Part of a data file
((

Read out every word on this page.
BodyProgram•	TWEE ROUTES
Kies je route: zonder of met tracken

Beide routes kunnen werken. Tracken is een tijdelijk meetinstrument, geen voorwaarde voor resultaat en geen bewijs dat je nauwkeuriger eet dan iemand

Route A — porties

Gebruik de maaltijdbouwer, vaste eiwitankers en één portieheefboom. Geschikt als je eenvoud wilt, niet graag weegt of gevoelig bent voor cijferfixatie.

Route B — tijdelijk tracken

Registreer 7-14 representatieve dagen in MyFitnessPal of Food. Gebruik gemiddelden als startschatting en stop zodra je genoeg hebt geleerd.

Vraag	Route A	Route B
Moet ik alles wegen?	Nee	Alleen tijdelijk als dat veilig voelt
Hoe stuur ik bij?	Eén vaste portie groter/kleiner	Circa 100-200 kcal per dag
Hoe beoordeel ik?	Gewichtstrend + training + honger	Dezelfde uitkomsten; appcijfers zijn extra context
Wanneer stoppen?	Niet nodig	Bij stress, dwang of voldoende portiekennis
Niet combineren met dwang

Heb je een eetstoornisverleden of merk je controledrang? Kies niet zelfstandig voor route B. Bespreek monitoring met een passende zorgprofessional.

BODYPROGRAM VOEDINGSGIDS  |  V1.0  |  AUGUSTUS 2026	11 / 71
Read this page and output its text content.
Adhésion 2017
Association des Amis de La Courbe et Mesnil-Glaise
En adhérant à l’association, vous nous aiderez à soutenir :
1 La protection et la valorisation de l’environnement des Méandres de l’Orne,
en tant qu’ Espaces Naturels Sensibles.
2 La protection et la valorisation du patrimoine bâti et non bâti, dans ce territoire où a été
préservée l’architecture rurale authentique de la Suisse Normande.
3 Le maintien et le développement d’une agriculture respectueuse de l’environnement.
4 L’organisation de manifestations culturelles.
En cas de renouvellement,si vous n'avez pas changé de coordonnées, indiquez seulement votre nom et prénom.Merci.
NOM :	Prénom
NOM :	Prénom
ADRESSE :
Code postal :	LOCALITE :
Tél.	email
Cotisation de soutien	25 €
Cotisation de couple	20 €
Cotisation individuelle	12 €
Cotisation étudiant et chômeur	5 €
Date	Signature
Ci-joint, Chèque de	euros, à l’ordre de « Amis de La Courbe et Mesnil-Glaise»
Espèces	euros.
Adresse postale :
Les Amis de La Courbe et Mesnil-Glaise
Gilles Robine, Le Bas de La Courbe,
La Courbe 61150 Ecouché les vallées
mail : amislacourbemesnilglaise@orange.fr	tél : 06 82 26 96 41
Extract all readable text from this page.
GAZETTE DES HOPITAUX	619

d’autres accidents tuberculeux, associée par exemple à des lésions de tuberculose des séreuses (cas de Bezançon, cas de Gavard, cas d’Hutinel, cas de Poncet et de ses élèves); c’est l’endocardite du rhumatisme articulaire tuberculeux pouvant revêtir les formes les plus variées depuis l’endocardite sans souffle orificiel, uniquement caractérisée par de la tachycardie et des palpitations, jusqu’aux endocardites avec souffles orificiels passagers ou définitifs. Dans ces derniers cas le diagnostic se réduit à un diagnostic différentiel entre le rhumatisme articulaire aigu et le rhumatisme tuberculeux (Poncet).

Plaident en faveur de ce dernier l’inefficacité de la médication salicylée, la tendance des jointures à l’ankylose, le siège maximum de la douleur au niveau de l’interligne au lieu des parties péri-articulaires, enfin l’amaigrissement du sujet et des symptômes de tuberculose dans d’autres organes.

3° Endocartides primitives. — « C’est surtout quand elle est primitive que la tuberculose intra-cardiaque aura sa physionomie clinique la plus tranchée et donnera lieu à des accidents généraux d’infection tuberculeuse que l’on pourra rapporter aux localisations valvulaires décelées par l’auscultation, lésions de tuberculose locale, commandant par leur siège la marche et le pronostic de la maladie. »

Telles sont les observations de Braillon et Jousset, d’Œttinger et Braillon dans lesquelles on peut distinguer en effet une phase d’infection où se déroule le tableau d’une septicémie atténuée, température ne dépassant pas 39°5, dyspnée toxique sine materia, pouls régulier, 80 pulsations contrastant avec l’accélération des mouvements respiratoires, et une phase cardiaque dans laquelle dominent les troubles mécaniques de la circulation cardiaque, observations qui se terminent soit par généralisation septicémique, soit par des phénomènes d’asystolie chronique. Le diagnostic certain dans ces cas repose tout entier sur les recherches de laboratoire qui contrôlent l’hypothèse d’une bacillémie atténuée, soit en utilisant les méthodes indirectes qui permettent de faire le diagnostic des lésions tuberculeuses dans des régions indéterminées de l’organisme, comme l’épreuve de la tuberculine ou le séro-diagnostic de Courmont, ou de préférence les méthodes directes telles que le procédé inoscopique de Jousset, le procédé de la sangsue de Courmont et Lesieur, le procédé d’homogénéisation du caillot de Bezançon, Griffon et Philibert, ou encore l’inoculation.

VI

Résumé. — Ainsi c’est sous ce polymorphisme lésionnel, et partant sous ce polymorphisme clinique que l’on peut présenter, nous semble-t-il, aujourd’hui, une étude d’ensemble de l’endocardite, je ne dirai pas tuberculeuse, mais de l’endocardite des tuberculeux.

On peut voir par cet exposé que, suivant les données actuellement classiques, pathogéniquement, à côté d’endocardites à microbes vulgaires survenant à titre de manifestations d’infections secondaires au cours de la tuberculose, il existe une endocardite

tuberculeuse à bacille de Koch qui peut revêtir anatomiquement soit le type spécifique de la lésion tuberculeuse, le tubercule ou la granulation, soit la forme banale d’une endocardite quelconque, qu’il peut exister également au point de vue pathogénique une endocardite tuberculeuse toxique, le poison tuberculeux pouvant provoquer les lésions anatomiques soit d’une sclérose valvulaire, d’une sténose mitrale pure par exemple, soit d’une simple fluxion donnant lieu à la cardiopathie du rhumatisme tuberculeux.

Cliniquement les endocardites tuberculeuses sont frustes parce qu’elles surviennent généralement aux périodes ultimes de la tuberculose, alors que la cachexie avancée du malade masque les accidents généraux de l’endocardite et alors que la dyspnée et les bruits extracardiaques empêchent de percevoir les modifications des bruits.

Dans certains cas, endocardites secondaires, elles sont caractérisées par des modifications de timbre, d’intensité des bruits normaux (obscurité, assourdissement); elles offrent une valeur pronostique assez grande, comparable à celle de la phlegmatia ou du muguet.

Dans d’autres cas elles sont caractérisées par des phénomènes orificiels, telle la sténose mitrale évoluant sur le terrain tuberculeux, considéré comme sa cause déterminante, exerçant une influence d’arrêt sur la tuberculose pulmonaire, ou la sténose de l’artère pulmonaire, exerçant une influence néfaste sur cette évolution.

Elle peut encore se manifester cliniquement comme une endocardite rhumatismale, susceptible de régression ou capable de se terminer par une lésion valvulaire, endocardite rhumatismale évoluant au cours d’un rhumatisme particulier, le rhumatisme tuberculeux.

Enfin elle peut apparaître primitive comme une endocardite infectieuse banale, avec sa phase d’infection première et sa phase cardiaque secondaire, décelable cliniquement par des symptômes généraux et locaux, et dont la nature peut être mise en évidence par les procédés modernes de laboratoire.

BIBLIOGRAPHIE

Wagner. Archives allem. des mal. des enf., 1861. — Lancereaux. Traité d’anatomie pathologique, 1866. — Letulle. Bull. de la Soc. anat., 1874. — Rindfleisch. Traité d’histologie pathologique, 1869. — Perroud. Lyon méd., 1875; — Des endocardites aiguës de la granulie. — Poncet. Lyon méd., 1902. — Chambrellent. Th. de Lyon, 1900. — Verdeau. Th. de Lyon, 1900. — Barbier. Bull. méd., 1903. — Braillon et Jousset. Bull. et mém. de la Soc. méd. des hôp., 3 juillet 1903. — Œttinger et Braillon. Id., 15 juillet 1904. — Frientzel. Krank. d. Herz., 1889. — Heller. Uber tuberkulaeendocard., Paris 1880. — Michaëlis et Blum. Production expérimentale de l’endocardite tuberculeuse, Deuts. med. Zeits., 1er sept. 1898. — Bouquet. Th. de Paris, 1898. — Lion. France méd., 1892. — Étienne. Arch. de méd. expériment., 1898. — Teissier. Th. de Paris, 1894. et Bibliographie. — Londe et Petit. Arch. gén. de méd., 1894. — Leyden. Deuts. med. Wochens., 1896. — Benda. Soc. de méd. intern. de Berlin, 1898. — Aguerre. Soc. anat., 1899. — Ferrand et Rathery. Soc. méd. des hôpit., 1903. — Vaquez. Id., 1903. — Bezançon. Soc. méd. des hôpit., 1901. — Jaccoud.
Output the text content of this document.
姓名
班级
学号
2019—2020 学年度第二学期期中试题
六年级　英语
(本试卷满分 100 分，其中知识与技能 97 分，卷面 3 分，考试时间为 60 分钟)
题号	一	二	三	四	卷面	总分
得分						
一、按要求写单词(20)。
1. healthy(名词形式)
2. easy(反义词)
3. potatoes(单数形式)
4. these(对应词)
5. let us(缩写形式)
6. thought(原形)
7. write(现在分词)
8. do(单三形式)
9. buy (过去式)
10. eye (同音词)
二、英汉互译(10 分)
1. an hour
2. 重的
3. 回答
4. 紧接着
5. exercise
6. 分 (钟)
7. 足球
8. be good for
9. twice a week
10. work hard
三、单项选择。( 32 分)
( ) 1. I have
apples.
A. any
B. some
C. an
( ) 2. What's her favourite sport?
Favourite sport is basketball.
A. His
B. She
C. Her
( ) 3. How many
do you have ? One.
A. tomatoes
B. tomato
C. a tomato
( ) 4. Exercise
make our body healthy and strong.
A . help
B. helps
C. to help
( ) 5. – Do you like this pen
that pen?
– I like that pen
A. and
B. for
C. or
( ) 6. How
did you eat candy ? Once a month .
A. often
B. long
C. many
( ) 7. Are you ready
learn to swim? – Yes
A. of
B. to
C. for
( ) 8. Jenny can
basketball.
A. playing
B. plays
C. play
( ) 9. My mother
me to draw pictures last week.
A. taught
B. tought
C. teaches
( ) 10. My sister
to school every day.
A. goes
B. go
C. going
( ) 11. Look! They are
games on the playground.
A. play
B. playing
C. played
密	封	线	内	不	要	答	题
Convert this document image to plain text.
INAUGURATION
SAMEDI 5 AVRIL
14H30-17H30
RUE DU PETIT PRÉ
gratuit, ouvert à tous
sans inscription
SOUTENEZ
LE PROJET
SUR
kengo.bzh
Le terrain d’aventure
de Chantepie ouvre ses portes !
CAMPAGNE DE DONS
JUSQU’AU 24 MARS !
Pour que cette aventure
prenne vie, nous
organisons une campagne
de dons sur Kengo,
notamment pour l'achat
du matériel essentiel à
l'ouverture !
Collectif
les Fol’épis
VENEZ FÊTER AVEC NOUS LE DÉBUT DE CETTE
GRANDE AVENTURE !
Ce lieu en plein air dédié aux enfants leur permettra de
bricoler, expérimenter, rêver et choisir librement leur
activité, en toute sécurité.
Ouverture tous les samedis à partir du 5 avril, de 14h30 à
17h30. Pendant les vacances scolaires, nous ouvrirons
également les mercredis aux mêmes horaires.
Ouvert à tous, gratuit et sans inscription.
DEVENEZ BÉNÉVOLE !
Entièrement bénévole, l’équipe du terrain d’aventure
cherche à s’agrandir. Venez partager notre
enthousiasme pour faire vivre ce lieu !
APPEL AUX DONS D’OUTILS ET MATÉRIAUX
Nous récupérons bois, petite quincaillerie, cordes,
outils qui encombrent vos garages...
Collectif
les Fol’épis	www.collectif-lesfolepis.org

))

TASK REQUIREMENTS
Of the lines in the records, determine how many contain the word "modifications", and report that number alone.

TASK ANSWER
2